* Aufgabenstellung *
Führe den Artikel über Geert Wilders im Wahlkampf nach seinem letzten Satz fort.

* Textauszug *
- - - - - - -

# taz.de -- Geert Wilders im Wahlkampf: Der lügende Holländer
       
       > Alleinherrscher in seiner Partei, Anwalt der Enttäuschten, Hassfigur:
       > Geert Wilders polarisiert und ist damit erfolgreich.
       
 (IMG) Bild: Erfolg mit immer gleichen Parolen und vorhersehbaren Forderungen
       
       Amsterdam taz | Es gibt Momente, da scheint Geert Wilders in seine
       Einzelteile zu zerfallen. Nicht die Person, sondern das politische und
       mediale Phänomen des Chefs der Partij voor de Vrijheid (PVV). Verwundert
       fragt man sich, wie es diesem Mann mit seinen seit Jahren immer gleichen
       Parolen und vorhersehbaren Forderungen gelingt, ein ganzes Land vor sich
       herzutreiben – mal in tiefer Abneigung, mal in hektischer
       Aufgescheuchtheit, aber auch in hunderttausendfacher Zustimmung.

- - - - - - -

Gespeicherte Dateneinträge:
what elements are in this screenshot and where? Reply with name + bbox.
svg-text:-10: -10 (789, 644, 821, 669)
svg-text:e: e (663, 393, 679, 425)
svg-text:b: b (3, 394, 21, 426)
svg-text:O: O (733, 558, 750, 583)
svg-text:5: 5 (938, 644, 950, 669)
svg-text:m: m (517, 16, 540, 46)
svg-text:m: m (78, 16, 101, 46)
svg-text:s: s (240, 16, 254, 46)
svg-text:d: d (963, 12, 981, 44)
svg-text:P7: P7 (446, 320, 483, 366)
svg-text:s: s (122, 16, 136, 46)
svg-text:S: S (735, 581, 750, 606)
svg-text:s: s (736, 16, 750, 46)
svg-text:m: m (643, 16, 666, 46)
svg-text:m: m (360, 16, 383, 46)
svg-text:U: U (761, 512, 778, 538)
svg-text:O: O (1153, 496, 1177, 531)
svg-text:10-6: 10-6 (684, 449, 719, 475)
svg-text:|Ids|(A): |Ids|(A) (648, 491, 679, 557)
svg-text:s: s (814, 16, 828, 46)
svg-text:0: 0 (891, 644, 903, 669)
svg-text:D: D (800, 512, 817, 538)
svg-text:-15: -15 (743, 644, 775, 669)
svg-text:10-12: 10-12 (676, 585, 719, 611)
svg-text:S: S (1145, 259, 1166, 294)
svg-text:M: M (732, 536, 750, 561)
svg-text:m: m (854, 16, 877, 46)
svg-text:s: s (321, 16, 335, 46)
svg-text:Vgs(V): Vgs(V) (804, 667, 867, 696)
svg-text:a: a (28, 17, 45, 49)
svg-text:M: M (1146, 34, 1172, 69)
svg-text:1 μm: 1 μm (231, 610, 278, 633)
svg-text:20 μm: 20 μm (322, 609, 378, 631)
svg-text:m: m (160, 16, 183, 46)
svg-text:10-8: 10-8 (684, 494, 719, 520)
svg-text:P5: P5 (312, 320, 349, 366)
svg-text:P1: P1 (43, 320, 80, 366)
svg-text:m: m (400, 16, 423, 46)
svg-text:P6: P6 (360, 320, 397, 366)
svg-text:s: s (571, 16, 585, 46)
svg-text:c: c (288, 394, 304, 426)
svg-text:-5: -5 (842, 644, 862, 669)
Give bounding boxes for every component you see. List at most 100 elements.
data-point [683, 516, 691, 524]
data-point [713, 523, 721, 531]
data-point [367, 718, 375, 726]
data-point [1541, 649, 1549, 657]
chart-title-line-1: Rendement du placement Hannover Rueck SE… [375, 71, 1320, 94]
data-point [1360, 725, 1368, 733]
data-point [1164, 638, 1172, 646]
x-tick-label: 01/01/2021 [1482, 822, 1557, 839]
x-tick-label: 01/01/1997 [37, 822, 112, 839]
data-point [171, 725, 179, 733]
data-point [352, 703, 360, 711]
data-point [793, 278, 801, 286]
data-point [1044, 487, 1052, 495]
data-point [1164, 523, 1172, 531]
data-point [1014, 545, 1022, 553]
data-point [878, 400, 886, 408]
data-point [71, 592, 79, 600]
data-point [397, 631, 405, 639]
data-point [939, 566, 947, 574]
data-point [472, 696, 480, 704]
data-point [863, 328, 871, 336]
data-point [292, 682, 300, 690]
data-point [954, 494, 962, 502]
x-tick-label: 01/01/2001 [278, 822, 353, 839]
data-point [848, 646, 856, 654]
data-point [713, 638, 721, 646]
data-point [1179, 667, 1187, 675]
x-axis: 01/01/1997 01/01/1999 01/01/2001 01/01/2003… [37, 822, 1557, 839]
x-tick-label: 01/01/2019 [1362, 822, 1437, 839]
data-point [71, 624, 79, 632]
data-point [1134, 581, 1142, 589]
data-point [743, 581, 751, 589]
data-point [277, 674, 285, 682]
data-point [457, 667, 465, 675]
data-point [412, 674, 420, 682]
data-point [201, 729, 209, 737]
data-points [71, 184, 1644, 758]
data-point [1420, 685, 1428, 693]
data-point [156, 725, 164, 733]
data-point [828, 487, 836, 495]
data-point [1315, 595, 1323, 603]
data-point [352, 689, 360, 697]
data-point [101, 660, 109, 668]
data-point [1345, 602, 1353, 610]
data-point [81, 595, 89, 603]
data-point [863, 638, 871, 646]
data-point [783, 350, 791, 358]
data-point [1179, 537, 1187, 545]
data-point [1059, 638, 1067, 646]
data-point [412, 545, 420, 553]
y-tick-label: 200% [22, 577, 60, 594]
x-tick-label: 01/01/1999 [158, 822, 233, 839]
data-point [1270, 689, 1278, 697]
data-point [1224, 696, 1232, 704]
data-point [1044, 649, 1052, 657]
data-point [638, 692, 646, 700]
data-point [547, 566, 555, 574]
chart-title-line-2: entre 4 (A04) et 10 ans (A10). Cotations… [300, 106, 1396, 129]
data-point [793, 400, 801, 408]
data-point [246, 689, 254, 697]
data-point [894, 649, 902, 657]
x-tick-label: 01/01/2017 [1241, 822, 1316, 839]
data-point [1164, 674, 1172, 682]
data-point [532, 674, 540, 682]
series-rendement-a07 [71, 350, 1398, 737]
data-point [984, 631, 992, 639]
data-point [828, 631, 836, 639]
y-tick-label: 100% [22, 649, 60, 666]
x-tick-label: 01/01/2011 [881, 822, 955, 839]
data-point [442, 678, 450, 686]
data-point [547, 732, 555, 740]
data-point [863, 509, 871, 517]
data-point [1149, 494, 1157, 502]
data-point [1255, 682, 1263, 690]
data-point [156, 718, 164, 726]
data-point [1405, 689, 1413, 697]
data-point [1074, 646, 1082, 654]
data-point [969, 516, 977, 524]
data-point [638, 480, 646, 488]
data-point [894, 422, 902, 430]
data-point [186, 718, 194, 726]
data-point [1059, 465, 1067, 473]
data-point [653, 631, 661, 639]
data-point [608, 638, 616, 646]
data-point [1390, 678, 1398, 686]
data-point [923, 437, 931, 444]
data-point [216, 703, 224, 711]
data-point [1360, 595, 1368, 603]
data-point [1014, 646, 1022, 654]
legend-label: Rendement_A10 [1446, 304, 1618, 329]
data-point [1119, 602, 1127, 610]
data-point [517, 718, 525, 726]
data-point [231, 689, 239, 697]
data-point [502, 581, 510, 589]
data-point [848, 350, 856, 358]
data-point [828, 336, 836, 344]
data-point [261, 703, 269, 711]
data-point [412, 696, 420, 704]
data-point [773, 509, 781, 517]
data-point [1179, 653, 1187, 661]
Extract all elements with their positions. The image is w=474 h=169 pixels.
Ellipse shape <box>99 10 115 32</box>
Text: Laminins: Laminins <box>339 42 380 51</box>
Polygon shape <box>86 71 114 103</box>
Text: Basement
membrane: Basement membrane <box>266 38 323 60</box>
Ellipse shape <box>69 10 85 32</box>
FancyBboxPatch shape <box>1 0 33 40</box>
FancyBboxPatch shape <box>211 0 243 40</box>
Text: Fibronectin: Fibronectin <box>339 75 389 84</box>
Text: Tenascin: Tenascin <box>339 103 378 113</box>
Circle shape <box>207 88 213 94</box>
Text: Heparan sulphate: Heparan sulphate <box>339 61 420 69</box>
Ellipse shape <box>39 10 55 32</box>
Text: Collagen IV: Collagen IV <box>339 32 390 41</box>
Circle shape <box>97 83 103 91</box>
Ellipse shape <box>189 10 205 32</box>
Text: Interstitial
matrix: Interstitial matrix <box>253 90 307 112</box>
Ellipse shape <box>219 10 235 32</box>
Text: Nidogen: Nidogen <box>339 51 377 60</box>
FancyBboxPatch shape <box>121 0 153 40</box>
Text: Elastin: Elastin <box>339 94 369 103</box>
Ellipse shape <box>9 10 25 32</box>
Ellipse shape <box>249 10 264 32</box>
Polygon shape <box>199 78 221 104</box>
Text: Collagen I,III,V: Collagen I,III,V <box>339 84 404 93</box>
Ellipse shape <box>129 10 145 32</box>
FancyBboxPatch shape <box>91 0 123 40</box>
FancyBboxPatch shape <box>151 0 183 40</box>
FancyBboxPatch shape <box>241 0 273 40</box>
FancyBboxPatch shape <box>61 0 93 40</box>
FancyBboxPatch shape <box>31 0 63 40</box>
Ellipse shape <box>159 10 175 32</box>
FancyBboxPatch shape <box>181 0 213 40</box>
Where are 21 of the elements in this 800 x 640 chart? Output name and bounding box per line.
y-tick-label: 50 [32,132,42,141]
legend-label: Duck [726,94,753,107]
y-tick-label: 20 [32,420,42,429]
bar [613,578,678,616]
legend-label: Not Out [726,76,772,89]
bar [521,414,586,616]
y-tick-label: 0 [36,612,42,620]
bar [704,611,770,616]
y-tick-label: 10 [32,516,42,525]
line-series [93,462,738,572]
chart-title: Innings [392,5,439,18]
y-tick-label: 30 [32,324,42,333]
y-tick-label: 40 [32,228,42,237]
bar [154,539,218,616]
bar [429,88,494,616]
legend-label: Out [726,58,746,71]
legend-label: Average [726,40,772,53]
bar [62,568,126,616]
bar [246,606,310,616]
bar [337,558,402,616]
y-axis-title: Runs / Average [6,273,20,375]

- - - - - - -

* Antwort *
       
       Spijkenisse war so ein Moment. Wer den niederländischen Wahlkampf verfolgt,
       weiß: Dieser Name steht für den Ort vor den Toren Rotterdams, in dem die
       PVV im Februar ihre Kampagne begann. Spijkenisse gilt als PVV-Hochburg. Und
       doch waren die Einzigen, die in Massen auf den kleinen Marktplatz gekommen
       waren, internationale Journalisten. Sicher, es gab ein paar
       „Wilders“-Sprechchöre, und manche Anhänger machten Fotos mit ihrem Idol,
       doch die Betriebsamkeit schien vor allem Hype zu sein, der den Inhalt weit
       übersteigt.
       
       Seit Herbst 2015 liegt die PVV in den Umfragen fast ununterbrochen vorne,
       auch wenn ihr Vorsprung auf die liberale VVD von Premier Mark Rutte auf der
       Zielgeraden zu schmelzen scheint. Mehr als einmal meldete Wilders, ein
       54-jähriger gelernter Sozialversicherungsexperte, seinen Anspruch an, ins
       sogenannte Türmchen am Rand des Parlamentsgebäudes einzuziehen, das den
       Arbeitsplatz des niederländischen Premiers beherbergt. Aus Mangel an
       potenziellen Koalitionspartnern ist dies indes so gut wie ausgeschlossen.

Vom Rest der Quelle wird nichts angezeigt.